+++ Task data
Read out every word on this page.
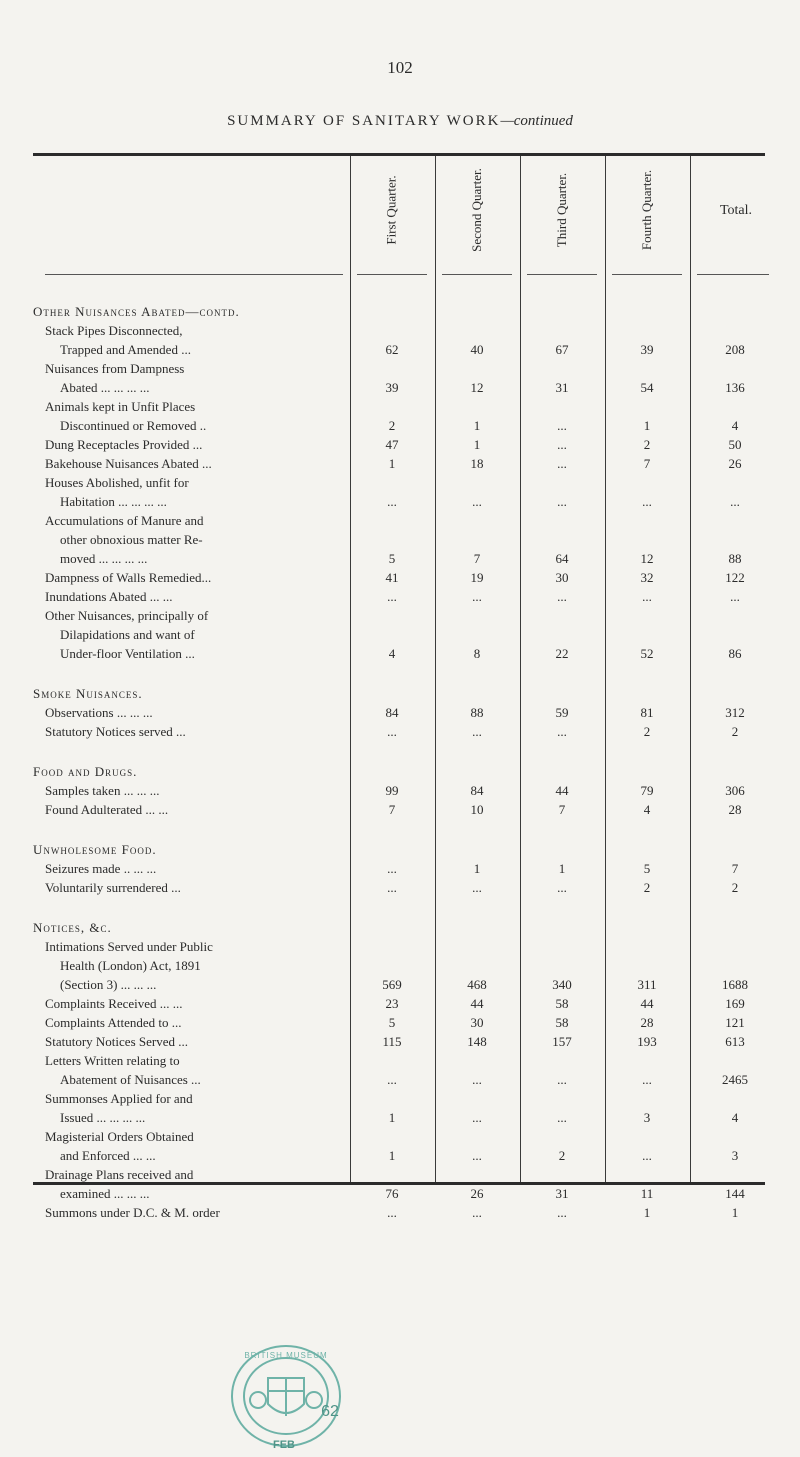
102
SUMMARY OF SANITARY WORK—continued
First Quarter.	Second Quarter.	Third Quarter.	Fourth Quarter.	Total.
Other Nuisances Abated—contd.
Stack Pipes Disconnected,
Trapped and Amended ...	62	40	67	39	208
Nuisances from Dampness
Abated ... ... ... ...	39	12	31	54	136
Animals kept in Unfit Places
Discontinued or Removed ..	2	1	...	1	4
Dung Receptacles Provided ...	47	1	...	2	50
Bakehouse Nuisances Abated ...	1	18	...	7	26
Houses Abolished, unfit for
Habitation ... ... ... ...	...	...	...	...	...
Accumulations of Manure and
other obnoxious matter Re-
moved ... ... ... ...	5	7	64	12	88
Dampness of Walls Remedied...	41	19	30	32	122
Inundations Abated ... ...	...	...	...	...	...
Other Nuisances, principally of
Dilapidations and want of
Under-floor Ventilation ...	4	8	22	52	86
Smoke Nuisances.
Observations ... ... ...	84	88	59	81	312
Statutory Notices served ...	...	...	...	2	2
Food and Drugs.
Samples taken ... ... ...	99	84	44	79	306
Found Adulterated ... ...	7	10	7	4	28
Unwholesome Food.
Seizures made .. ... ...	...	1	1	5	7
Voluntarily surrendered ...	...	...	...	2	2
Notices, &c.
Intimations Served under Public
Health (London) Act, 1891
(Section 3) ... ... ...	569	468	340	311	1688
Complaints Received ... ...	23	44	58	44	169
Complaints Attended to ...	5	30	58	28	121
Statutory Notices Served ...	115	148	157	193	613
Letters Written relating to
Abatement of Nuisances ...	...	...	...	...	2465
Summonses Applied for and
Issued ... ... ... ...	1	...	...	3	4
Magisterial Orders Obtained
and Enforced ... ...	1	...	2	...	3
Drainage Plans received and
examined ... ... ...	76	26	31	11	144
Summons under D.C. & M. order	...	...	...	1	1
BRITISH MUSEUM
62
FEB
++++++
+++ Task data
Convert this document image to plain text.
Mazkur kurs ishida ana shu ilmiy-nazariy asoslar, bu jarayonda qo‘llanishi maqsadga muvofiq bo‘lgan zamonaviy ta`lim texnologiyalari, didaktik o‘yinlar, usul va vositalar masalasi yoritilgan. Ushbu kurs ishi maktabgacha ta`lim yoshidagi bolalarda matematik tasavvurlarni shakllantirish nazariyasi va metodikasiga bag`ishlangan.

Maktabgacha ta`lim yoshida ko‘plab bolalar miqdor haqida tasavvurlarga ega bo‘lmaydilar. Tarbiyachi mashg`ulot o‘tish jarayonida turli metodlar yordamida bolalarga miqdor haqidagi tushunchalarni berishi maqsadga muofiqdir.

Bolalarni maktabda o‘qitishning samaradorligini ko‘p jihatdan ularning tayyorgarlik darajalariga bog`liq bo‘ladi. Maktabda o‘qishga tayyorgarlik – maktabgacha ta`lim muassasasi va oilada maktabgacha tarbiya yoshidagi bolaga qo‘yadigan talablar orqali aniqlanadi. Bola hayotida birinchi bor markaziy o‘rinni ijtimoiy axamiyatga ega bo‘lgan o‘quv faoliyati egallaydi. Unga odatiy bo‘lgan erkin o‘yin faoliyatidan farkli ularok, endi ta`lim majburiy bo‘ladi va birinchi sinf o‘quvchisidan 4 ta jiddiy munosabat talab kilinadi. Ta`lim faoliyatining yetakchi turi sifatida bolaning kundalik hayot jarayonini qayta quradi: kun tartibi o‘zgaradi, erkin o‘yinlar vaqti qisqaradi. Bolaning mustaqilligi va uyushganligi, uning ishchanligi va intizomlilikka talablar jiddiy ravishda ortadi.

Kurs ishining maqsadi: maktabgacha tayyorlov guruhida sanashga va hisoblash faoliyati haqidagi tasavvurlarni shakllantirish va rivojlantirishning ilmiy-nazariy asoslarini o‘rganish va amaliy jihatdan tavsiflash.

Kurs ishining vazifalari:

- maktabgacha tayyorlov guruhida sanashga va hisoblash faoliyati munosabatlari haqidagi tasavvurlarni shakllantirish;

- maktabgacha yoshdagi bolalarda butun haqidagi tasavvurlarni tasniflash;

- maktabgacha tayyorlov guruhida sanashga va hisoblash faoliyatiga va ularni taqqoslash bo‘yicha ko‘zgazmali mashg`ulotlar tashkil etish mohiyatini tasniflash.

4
++++++
Search the listing for the word "shakllantirish" and return each line that holds it.

Mazkur kurs ishida ana shu ilmiy-nazariy asoslar, bu jarayonda qo‘llanishi maqsadga muvofiq bo‘lgan zamonaviy ta`lim texnologiyalari, didaktik o‘yinlar, usul va vositalar masalasi yoritilgan. Ushbu kurs ishi maktabgacha ta`lim yoshidagi bolalarda matematik tasavvurlarni shakllantirish nazariyasi va metodikasiga bag`ishlangan.
Kurs ishining maqsadi: maktabgacha tayyorlov guruhida sanashga va hisoblash faoliyati haqidagi tasavvurlarni shakllantirish va rivojlantirishning ilmiy-nazariy asoslarini o‘rganish va amaliy jihatdan tavsiflash.
- maktabgacha tayyorlov guruhida sanashga va hisoblash faoliyati munosabatlari haqidagi tasavvurlarni shakllantirish;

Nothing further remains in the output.